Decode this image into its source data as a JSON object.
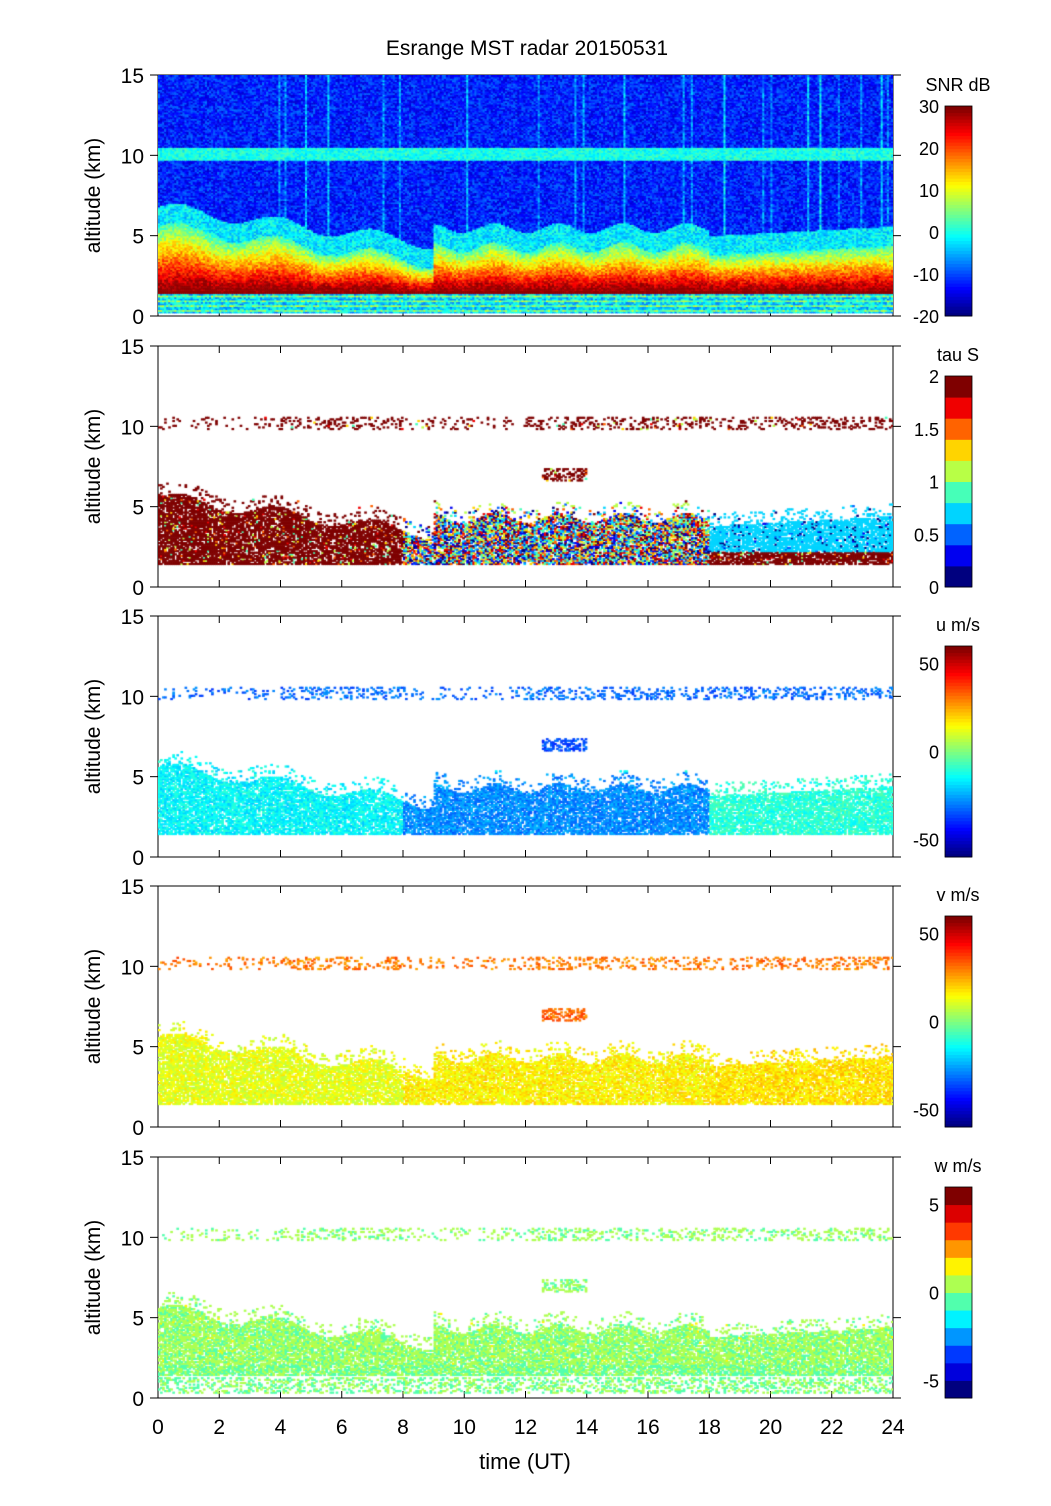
{
  "chart_data": {
    "type": "heatmap",
    "title": "Esrange MST radar 20150531",
    "xlabel": "time (UT)",
    "xlim": [
      0,
      24
    ],
    "xticks": [
      0,
      2,
      4,
      6,
      8,
      10,
      12,
      14,
      16,
      18,
      20,
      22,
      24
    ],
    "panels": [
      {
        "id": "snr",
        "ylabel": "altitude (km)",
        "ylim": [
          0,
          15
        ],
        "yticks": [
          0,
          5,
          10,
          15
        ],
        "colorbar_label": "SNR dB",
        "clim": [
          -20,
          30
        ],
        "cticks": [
          -20,
          -10,
          0,
          10,
          20,
          30
        ],
        "levels": 64,
        "background_value": -12,
        "features": [
          {
            "name": "boundary layer echo",
            "t": [
              0,
              24
            ],
            "z": [
              1.5,
              5.0
            ],
            "value": 24
          },
          {
            "name": "tropopause layer",
            "t": [
              0,
              24
            ],
            "z": [
              9.8,
              10.4
            ],
            "value": -3
          },
          {
            "name": "low-altitude clutter",
            "t": [
              0,
              24
            ],
            "z": [
              0.3,
              1.5
            ],
            "value": -5
          }
        ]
      },
      {
        "id": "tau",
        "ylabel": "altitude (km)",
        "ylim": [
          0,
          15
        ],
        "yticks": [
          0,
          5,
          10,
          15
        ],
        "colorbar_label": "tau S",
        "clim": [
          0,
          2
        ],
        "cticks": [
          0,
          0.5,
          1,
          1.5,
          2
        ],
        "levels": 10,
        "features": [
          {
            "t": [
              0,
              8
            ],
            "z": [
              1.5,
              5.5
            ],
            "value": 2
          },
          {
            "t": [
              8,
              18
            ],
            "z": [
              1.5,
              4.5
            ],
            "value": 1.0
          },
          {
            "t": [
              18,
              24
            ],
            "z": [
              1.5,
              3.0
            ],
            "value": 2
          },
          {
            "t": [
              18,
              24
            ],
            "z": [
              3.0,
              4.5
            ],
            "value": 0.7
          },
          {
            "t": [
              0,
              24
            ],
            "z": [
              9.8,
              10.6
            ],
            "value": 2
          },
          {
            "t": [
              12.5,
              14
            ],
            "z": [
              6.6,
              7.4
            ],
            "value": 2
          }
        ]
      },
      {
        "id": "u",
        "ylabel": "altitude (km)",
        "ylim": [
          0,
          15
        ],
        "yticks": [
          0,
          5,
          10,
          15
        ],
        "colorbar_label": "u m/s",
        "clim": [
          -60,
          60
        ],
        "cticks": [
          -50,
          0,
          50
        ],
        "levels": 64,
        "features": [
          {
            "t": [
              0,
              8
            ],
            "z": [
              1.5,
              5.5
            ],
            "value": -15
          },
          {
            "t": [
              8,
              18
            ],
            "z": [
              1.5,
              4.5
            ],
            "value": -28
          },
          {
            "t": [
              18,
              24
            ],
            "z": [
              1.5,
              4.5
            ],
            "value": -10
          },
          {
            "t": [
              0,
              24
            ],
            "z": [
              9.8,
              10.6
            ],
            "value": -32
          },
          {
            "t": [
              12.5,
              14
            ],
            "z": [
              6.6,
              7.4
            ],
            "value": -35
          }
        ]
      },
      {
        "id": "v",
        "ylabel": "altitude (km)",
        "ylim": [
          0,
          15
        ],
        "yticks": [
          0,
          5,
          10,
          15
        ],
        "colorbar_label": "v m/s",
        "clim": [
          -60,
          60
        ],
        "cticks": [
          -50,
          0,
          50
        ],
        "levels": 64,
        "features": [
          {
            "t": [
              0,
              8
            ],
            "z": [
              1.5,
              5.5
            ],
            "value": 12
          },
          {
            "t": [
              8,
              18
            ],
            "z": [
              1.5,
              4.5
            ],
            "value": 16
          },
          {
            "t": [
              18,
              24
            ],
            "z": [
              1.5,
              4.5
            ],
            "value": 18
          },
          {
            "t": [
              0,
              24
            ],
            "z": [
              9.8,
              10.6
            ],
            "value": 30
          },
          {
            "t": [
              12.5,
              14
            ],
            "z": [
              6.6,
              7.4
            ],
            "value": 32
          }
        ]
      },
      {
        "id": "w",
        "ylabel": "altitude (km)",
        "ylim": [
          0,
          15
        ],
        "yticks": [
          0,
          5,
          10,
          15
        ],
        "colorbar_label": "w m/s",
        "clim": [
          -6,
          6
        ],
        "cticks": [
          -5,
          0,
          5
        ],
        "levels": 12,
        "features": [
          {
            "t": [
              0,
              24
            ],
            "z": [
              1.3,
              5.3
            ],
            "value": 0.3
          },
          {
            "t": [
              0,
              24
            ],
            "z": [
              0.3,
              1.3
            ],
            "value": 0.0
          },
          {
            "t": [
              0,
              24
            ],
            "z": [
              9.8,
              10.6
            ],
            "value": 0.2
          },
          {
            "t": [
              12.5,
              14
            ],
            "z": [
              6.6,
              7.4
            ],
            "value": 0.3
          }
        ]
      }
    ]
  }
}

:::::

* [EXERCISE PROMPT]: Pictures are excluded; output everything else in the data verbatim.

* [ANSWER BELOW]:
Decode this image into its source data as a JSON object.
{
  "chart_data": {
    "type": "heatmap",
    "title": "Esrange MST radar 20150531",
    "xlabel": "time (UT)",
    "xlim": [
      0,
      24
    ],
    "xticks": [
      0,
      2,
      4,
      6,
      8,
      10,
      12,
      14,
      16,
      18,
      20,
      22,
      24
    ],
    "panels": [
      {
        "id": "snr",
        "ylabel": "altitude (km)",
        "ylim": [
          0,
          15
        ],
        "yticks": [
          0,
          5,
          10,
          15
        ],
        "colorbar_label": "SNR dB",
        "clim": [
          -20,
          30
        ],
        "cticks": [
          -20,
          -10,
          0,
          10,
          20,
          30
        ],
        "levels": 64,
        "background_value": -12,
        "features": [
          {
            "name": "boundary layer echo",
            "t": [
              0,
              24
            ],
            "z": [
              1.5,
              5.0
            ],
            "value": 24
          },
          {
            "name": "tropopause layer",
            "t": [
              0,
              24
            ],
            "z": [
              9.8,
              10.4
            ],
            "value": -3
          },
          {
            "name": "low-altitude clutter",
            "t": [
              0,
              24
            ],
            "z": [
              0.3,
              1.5
            ],
            "value": -5
          }
        ]
      },
      {
        "id": "tau",
        "ylabel": "altitude (km)",
        "ylim": [
          0,
          15
        ],
        "yticks": [
          0,
          5,
          10,
          15
        ],
        "colorbar_label": "tau S",
        "clim": [
          0,
          2
        ],
        "cticks": [
          0,
          0.5,
          1,
          1.5,
          2
        ],
        "levels": 10,
        "features": [
          {
            "t": [
              0,
              8
            ],
            "z": [
              1.5,
              5.5
            ],
            "value": 2
          },
          {
            "t": [
              8,
              18
            ],
            "z": [
              1.5,
              4.5
            ],
            "value": 1.0
          },
          {
            "t": [
              18,
              24
            ],
            "z": [
              1.5,
              3.0
            ],
            "value": 2
          },
          {
            "t": [
              18,
              24
            ],
            "z": [
              3.0,
              4.5
            ],
            "value": 0.7
          },
          {
            "t": [
              0,
              24
            ],
            "z": [
              9.8,
              10.6
            ],
            "value": 2
          },
          {
            "t": [
              12.5,
              14
            ],
            "z": [
              6.6,
              7.4
            ],
            "value": 2
          }
        ]
      },
      {
        "id": "u",
        "ylabel": "altitude (km)",
        "ylim": [
          0,
          15
        ],
        "yticks": [
          0,
          5,
          10,
          15
        ],
        "colorbar_label": "u m/s",
        "clim": [
          -60,
          60
        ],
        "cticks": [
          -50,
          0,
          50
        ],
        "levels": 64,
        "features": [
          {
            "t": [
              0,
              8
            ],
            "z": [
              1.5,
              5.5
            ],
            "value": -15
          },
          {
            "t": [
              8,
              18
            ],
            "z": [
              1.5,
              4.5
            ],
            "value": -28
          },
          {
            "t": [
              18,
              24
            ],
            "z": [
              1.5,
              4.5
            ],
            "value": -10
          },
          {
            "t": [
              0,
              24
            ],
            "z": [
              9.8,
              10.6
            ],
            "value": -32
          },
          {
            "t": [
              12.5,
              14
            ],
            "z": [
              6.6,
              7.4
            ],
            "value": -35
          }
        ]
      },
      {
        "id": "v",
        "ylabel": "altitude (km)",
        "ylim": [
          0,
          15
        ],
        "yticks": [
          0,
          5,
          10,
          15
        ],
        "colorbar_label": "v m/s",
        "clim": [
          -60,
          60
        ],
        "cticks": [
          -50,
          0,
          50
        ],
        "levels": 64,
        "features": [
          {
            "t": [
              0,
              8
            ],
            "z": [
              1.5,
              5.5
            ],
            "value": 12
          },
          {
            "t": [
              8,
              18
            ],
            "z": [
              1.5,
              4.5
            ],
            "value": 16
          },
          {
            "t": [
              18,
              24
            ],
            "z": [
              1.5,
              4.5
            ],
            "value": 18
          },
          {
            "t": [
              0,
              24
            ],
            "z": [
              9.8,
              10.6
            ],
            "value": 30
          },
          {
            "t": [
              12.5,
              14
            ],
            "z": [
              6.6,
              7.4
            ],
            "value": 32
          }
        ]
      },
      {
        "id": "w",
        "ylabel": "altitude (km)",
        "ylim": [
          0,
          15
        ],
        "yticks": [
          0,
          5,
          10,
          15
        ],
        "colorbar_label": "w m/s",
        "clim": [
          -6,
          6
        ],
        "cticks": [
          -5,
          0,
          5
        ],
        "levels": 12,
        "features": [
          {
            "t": [
              0,
              24
            ],
            "z": [
              1.3,
              5.3
            ],
            "value": 0.3
          },
          {
            "t": [
              0,
              24
            ],
            "z": [
              0.3,
              1.3
            ],
            "value": 0.0
          },
          {
            "t": [
              0,
              24
            ],
            "z": [
              9.8,
              10.6
            ],
            "value": 0.2
          },
          {
            "t": [
              12.5,
              14
            ],
            "z": [
              6.6,
              7.4
            ],
            "value": 0.3
          }
        ]
      }
    ]
  }
}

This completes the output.